## Task statement
Below are records. Copy every line with "users" in it.
### Records provided ###
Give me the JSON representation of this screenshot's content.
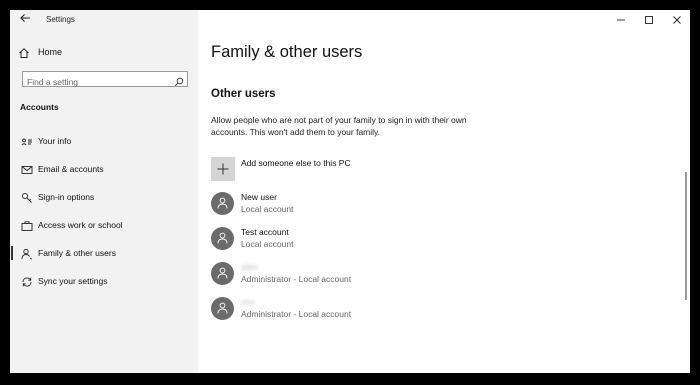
{
  "window": {
    "title": "Settings"
  },
  "sidebar": {
    "home_label": "Home",
    "search_placeholder": "Find a setting",
    "section_title": "Accounts",
    "items": [
      {
        "label": "Your info",
        "icon": "id-card-icon"
      },
      {
        "label": "Email & accounts",
        "icon": "email-icon"
      },
      {
        "label": "Sign-in options",
        "icon": "key-icon"
      },
      {
        "label": "Access work or school",
        "icon": "briefcase-icon"
      },
      {
        "label": "Family & other users",
        "icon": "people-icon",
        "active": true
      },
      {
        "label": "Sync your settings",
        "icon": "sync-icon"
      }
    ]
  },
  "main": {
    "page_title": "Family & other users",
    "section_title": "Other users",
    "description": "Allow people who are not part of your family to sign in with their own accounts. This won't add them to your family.",
    "add_label": "Add someone else to this PC",
    "users": [
      {
        "name": "New user",
        "role": "Local account",
        "blurred": false
      },
      {
        "name": "Test account",
        "role": "Local account",
        "blurred": false
      },
      {
        "name": "ddm",
        "role": "Administrator - Local account",
        "blurred": true
      },
      {
        "name": "cho",
        "role": "Administrator - Local account",
        "blurred": true
      }
    ]
  },
  "colors": {
    "sidebar_bg": "#f2f2f2",
    "avatar_bg": "#6b6b6b",
    "add_tile_bg": "#d4d4d4"
  }
}
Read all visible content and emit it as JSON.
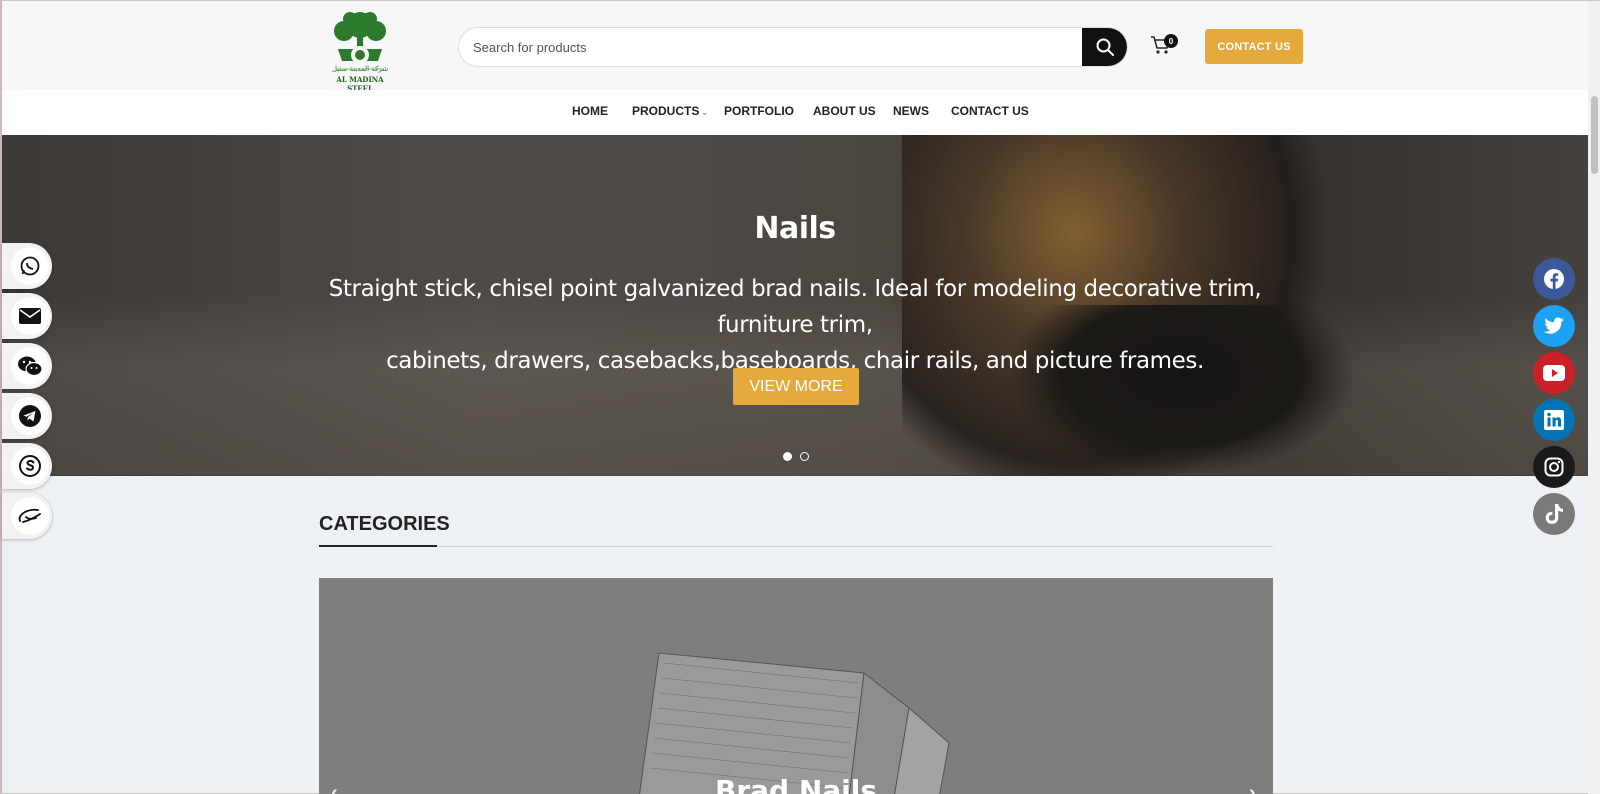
{
  "brand": {
    "logo_arabic": "شركة المدينة ستيل",
    "logo_english": "AL MADINA STEEL"
  },
  "header": {
    "search_placeholder": "Search for products",
    "cart_count": "0",
    "contact_label": "CONTACT US"
  },
  "nav": {
    "items": [
      "HOME",
      "PRODUCTS",
      "PORTFOLIO",
      "ABOUT US",
      "NEWS",
      "CONTACT US"
    ]
  },
  "hero": {
    "title": "Nails",
    "text_line1": "Straight stick, chisel point galvanized brad nails. Ideal for modeling decorative trim, furniture trim,",
    "text_line2": "cabinets, drawers, casebacks,baseboards, chair rails, and picture frames.",
    "button_label": "VIEW MORE",
    "slide_count": 2,
    "active_slide": 1
  },
  "categories": {
    "heading": "CATEGORIES",
    "card_label": "Brad Nails",
    "prev_icon": "‹",
    "next_icon": "›"
  },
  "left_contacts": [
    "whatsapp-icon",
    "mail-icon",
    "wechat-icon",
    "telegram-icon",
    "skype-icon",
    "alibaba-icon"
  ],
  "right_socials": [
    {
      "name": "facebook-icon",
      "color": "#3b5998"
    },
    {
      "name": "twitter-icon",
      "color": "#1da1f2"
    },
    {
      "name": "youtube-icon",
      "color": "#cb2027"
    },
    {
      "name": "linkedin-icon",
      "color": "#0274b3"
    },
    {
      "name": "instagram-icon",
      "color": "#1a1a1a"
    },
    {
      "name": "tiktok-icon",
      "color": "#7a7a7a"
    }
  ],
  "colors": {
    "accent": "#e6a93c",
    "logo_green": "#2d7a2d"
  }
}
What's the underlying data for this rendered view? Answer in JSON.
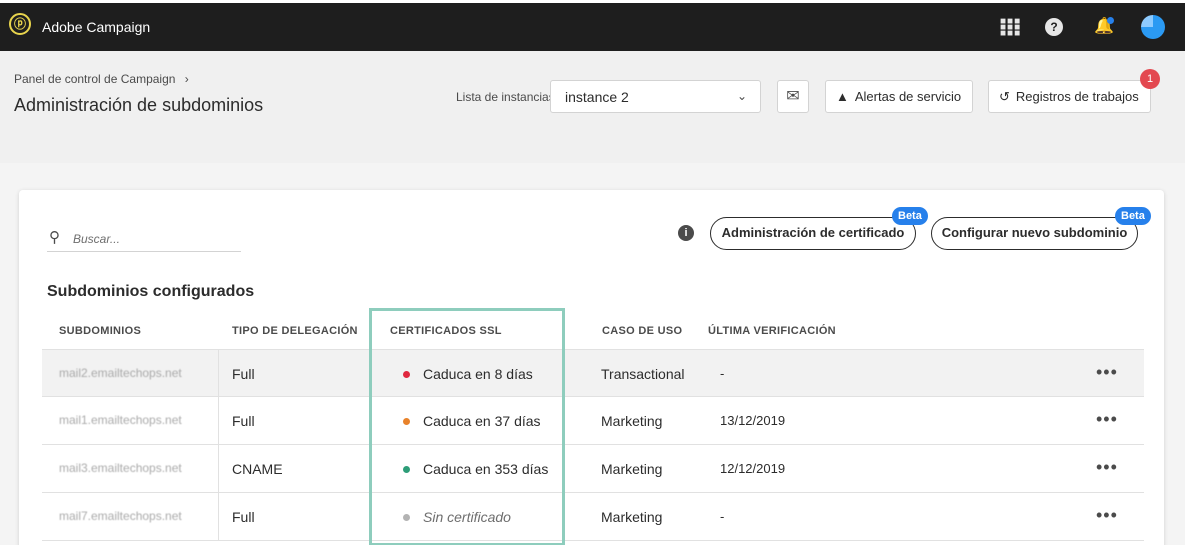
{
  "app": {
    "title": "Adobe Campaign",
    "logo": "adobe-campaign-logo"
  },
  "topbar": {
    "icons": [
      "apps-grid-icon",
      "help-icon",
      "bell-icon",
      "avatar"
    ],
    "bell_unread": true
  },
  "header": {
    "breadcrumb": "Panel de control de Campaign",
    "breadcrumb_sep": "›",
    "title": "Administración de subdominios",
    "instance_label": "Lista de instancias",
    "instance_value": "instance 2",
    "alerts_label": "Alertas de servicio",
    "logs_label": "Registros de trabajos",
    "logs_badge": "1"
  },
  "card": {
    "search_placeholder": "Buscar...",
    "cert_button": "Administración de certificado",
    "new_button": "Configurar nuevo subdominio",
    "beta": "Beta",
    "section_title": "Subdominios configurados",
    "columns": [
      "SUBDOMINIOS",
      "TIPO DE DELEGACIÓN",
      "CERTIFICADOS SSL",
      "CASO DE USO",
      "ÚLTIMA VERIFICACIÓN"
    ],
    "rows": [
      {
        "subdomain": "mail2.emailtechops.net",
        "delegation": "Full",
        "ssl": "Caduca en 8 días",
        "ssl_color": "#e0283f",
        "use": "Transactional",
        "verified": "-",
        "more": "•••"
      },
      {
        "subdomain": "mail1.emailtechops.net",
        "delegation": "Full",
        "ssl": "Caduca en 37 días",
        "ssl_color": "#e8822a",
        "use": "Marketing",
        "verified": "13/12/2019",
        "more": "•••"
      },
      {
        "subdomain": "mail3.emailtechops.net",
        "delegation": "CNAME",
        "ssl": "Caduca en 353 días",
        "ssl_color": "#2d9d78",
        "use": "Marketing",
        "verified": "12/12/2019",
        "more": "•••"
      },
      {
        "subdomain": "mail7.emailtechops.net",
        "delegation": "Full",
        "ssl": "Sin certificado",
        "ssl_color": "#b3b3b3",
        "use": "Marketing",
        "verified": "-",
        "more": "•••"
      }
    ]
  },
  "colors": {
    "topbar": "#1e1e1e",
    "accent": "#2680eb",
    "highlight": "#8ecdbd",
    "badge": "#e34850"
  }
}
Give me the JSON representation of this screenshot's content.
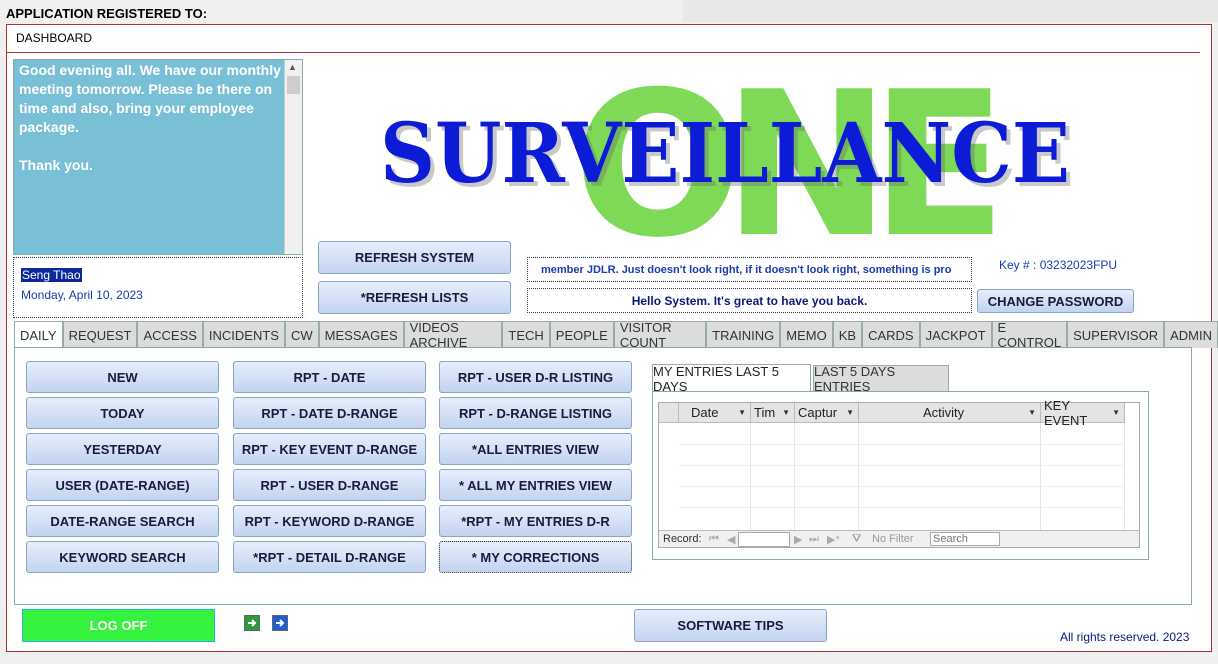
{
  "app": {
    "registered_label": "APPLICATION REGISTERED TO:",
    "form_title": "DASHBOARD"
  },
  "message": {
    "text": "Good evening all. We have our monthly meeting tomorrow. Please be there on time and also, bring your employee package.\n\nThank you.",
    "author": "Seng Thao",
    "date": "Monday, April 10, 2023"
  },
  "logo": {
    "word": "SURVEILLANCE",
    "overlay": "ONE",
    "word_color": "#0b1bd6",
    "overlay_color": "#7ed957"
  },
  "actions": {
    "refresh_system": "REFRESH SYSTEM",
    "refresh_lists": "*REFRESH LISTS",
    "change_password": "CHANGE PASSWORD",
    "log_off": "LOG OFF",
    "software_tips": "SOFTWARE TIPS"
  },
  "ticker": {
    "text": "member JDLR.   Just doesn't look right, if it doesn't look right, something is probably wrong."
  },
  "greeting": "Hello System.  It's great to have you back.",
  "key": "Key # : 03232023FPU",
  "tabs": [
    "DAILY",
    "REQUEST",
    "ACCESS",
    "INCIDENTS",
    "CW",
    "MESSAGES",
    "VIDEOS ARCHIVE",
    "TECH",
    "PEOPLE",
    "VISITOR COUNT",
    "TRAINING",
    "MEMO",
    "KB",
    "CARDS",
    "JACKPOT",
    "E CONTROL",
    "SUPERVISOR",
    "ADMIN"
  ],
  "daily": {
    "col1": [
      "NEW",
      "TODAY",
      "YESTERDAY",
      "USER (DATE-RANGE)",
      "DATE-RANGE SEARCH",
      "KEYWORD SEARCH"
    ],
    "col2": [
      "RPT - DATE",
      "RPT - DATE D-RANGE",
      "RPT - KEY EVENT D-RANGE",
      "RPT - USER D-RANGE",
      "RPT - KEYWORD D-RANGE",
      "*RPT - DETAIL D-RANGE"
    ],
    "col3": [
      "RPT - USER D-R LISTING",
      "RPT - D-RANGE LISTING",
      "*ALL ENTRIES VIEW",
      "* ALL MY ENTRIES VIEW",
      "*RPT - MY ENTRIES D-R",
      "* MY CORRECTIONS"
    ]
  },
  "entries": {
    "subtabs": [
      "MY ENTRIES LAST 5 DAYS",
      "LAST 5 DAYS ENTRIES"
    ],
    "columns": [
      "Date",
      "Tim",
      "Captur",
      "Activity",
      "KEY EVENT"
    ],
    "record_label": "Record:",
    "no_filter": "No Filter",
    "search_placeholder": "Search"
  },
  "footer": {
    "copyright": "All rights reserved. 2023"
  },
  "colors": {
    "frame_border": "#aa3333",
    "message_bg": "#79bfd6",
    "logoff_bg": "#35f23f",
    "link_blue": "#1a3bb0"
  }
}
###
## Correct answer
        "label": "Family & other users",
    "page_title": "Family & other users",
    "section_title": "Other users",
    "users": [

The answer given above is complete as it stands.